Task brief — Only the number is wanted: count the lines that contain "nifas".

(Dataset entries)
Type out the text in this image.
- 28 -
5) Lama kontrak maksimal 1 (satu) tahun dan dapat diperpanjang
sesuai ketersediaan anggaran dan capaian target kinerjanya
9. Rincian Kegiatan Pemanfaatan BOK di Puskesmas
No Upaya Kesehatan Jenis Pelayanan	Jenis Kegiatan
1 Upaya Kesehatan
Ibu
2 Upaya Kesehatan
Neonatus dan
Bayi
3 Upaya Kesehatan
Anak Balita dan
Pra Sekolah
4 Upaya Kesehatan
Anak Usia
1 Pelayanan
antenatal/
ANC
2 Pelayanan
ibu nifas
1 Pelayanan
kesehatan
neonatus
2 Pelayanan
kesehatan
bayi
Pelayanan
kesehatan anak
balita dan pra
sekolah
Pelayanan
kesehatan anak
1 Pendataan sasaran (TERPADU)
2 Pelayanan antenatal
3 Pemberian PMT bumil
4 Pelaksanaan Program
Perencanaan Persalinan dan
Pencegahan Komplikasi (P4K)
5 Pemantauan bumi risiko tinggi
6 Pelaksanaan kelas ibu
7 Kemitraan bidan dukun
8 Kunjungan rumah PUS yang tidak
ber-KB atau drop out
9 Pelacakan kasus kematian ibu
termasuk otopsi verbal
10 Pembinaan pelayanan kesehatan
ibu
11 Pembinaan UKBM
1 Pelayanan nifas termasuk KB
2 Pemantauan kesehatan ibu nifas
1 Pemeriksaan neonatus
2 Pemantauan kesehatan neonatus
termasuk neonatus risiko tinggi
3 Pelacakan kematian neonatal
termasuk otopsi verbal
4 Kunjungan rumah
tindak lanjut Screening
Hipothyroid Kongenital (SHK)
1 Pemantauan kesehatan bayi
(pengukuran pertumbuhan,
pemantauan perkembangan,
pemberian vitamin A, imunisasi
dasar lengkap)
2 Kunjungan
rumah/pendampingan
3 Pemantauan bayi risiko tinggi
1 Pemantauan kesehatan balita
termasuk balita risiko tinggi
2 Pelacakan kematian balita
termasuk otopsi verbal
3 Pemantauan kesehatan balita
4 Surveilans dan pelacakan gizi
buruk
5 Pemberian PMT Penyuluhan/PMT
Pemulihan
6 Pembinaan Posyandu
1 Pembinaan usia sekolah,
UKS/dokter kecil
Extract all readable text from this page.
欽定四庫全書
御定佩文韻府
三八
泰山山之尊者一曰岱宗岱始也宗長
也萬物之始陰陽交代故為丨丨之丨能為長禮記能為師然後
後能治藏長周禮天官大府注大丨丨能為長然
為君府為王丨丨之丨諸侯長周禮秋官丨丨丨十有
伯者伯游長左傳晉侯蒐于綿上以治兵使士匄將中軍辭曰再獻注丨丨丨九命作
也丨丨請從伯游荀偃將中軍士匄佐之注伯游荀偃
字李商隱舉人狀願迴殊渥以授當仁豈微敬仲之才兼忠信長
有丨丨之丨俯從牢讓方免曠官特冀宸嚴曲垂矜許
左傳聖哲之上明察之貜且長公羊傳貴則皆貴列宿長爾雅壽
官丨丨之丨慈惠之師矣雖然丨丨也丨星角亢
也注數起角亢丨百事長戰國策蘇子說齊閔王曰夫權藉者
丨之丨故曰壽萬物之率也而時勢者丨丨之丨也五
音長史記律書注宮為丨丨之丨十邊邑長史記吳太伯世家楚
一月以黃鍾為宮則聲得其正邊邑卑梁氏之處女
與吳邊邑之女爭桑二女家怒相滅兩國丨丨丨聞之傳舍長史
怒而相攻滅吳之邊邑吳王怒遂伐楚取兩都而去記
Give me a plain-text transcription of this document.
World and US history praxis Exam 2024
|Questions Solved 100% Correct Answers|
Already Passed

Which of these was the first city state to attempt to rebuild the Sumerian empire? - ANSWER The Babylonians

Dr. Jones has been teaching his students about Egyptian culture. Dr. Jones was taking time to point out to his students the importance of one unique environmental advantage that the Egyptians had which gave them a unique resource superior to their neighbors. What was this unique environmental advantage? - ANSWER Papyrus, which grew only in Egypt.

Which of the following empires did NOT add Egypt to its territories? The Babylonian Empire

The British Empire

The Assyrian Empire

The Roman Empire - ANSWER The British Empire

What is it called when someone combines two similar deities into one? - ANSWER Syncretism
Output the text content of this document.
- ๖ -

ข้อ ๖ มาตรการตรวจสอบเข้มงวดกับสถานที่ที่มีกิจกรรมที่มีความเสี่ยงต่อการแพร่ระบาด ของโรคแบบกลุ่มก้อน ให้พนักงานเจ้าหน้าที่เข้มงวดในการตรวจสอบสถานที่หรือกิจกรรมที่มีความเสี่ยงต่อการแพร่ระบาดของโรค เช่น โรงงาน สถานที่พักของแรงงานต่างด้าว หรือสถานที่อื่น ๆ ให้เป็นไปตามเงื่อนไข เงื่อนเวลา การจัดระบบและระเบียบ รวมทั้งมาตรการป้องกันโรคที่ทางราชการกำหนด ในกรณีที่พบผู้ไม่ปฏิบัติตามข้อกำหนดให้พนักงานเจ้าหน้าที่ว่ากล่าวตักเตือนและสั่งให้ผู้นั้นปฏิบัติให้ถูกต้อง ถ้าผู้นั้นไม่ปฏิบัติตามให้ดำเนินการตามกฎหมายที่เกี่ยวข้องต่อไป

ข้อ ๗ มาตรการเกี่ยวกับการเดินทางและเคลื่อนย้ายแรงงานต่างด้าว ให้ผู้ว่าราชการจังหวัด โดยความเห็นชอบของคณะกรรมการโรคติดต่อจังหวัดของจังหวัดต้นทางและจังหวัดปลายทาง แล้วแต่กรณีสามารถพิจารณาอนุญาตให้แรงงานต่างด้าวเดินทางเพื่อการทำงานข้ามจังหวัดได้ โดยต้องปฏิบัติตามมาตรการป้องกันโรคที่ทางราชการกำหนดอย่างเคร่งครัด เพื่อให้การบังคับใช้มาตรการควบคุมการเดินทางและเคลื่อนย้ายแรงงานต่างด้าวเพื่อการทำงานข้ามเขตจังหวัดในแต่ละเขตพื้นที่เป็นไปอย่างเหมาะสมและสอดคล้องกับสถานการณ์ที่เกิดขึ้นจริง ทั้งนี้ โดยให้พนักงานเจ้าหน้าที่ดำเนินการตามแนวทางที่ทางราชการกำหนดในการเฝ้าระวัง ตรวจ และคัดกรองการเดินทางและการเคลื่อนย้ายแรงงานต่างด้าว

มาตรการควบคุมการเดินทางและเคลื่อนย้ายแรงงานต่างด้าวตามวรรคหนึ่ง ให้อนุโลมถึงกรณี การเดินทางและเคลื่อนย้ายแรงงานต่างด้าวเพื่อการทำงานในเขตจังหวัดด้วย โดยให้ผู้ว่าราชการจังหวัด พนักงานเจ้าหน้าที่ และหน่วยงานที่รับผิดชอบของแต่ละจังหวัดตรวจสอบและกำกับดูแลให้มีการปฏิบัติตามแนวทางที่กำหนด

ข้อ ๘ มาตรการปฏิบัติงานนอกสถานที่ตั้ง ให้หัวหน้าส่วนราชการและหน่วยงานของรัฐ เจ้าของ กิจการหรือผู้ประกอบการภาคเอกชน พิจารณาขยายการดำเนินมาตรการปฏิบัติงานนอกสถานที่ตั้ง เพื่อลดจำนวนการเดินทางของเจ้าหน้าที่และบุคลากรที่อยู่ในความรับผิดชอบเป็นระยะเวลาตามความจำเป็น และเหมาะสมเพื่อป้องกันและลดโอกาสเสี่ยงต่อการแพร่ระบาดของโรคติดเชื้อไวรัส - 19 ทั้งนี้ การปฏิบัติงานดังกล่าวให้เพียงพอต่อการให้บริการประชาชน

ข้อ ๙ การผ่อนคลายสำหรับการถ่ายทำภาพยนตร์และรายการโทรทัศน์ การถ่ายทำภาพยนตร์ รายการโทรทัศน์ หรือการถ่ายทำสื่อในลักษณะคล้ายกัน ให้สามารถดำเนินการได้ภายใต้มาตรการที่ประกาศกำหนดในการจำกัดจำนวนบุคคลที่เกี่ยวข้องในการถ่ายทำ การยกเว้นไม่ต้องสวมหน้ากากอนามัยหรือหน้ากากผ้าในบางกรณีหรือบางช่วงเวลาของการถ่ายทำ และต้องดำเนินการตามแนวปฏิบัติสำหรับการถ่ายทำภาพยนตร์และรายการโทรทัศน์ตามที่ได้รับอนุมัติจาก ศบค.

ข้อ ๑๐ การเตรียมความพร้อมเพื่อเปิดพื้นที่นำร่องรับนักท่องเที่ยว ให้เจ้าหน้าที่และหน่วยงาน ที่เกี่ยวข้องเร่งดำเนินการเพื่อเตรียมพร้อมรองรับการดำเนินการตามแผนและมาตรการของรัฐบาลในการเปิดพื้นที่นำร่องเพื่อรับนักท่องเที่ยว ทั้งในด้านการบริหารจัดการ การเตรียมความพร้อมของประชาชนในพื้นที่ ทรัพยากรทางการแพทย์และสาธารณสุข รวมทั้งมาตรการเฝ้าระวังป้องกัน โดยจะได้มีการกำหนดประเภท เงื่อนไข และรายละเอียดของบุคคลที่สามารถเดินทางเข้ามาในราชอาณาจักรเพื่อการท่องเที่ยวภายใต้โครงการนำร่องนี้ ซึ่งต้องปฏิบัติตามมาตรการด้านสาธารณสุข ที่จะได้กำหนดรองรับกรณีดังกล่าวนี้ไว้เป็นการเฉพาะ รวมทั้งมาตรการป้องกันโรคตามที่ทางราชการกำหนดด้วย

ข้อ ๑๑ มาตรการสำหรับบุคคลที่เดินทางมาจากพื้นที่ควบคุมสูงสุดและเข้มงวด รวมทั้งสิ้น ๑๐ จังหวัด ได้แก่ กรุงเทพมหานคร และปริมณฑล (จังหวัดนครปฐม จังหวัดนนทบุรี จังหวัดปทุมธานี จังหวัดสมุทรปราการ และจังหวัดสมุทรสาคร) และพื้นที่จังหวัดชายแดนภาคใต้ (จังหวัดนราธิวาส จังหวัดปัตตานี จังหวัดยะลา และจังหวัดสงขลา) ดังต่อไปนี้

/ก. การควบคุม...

The answer — 3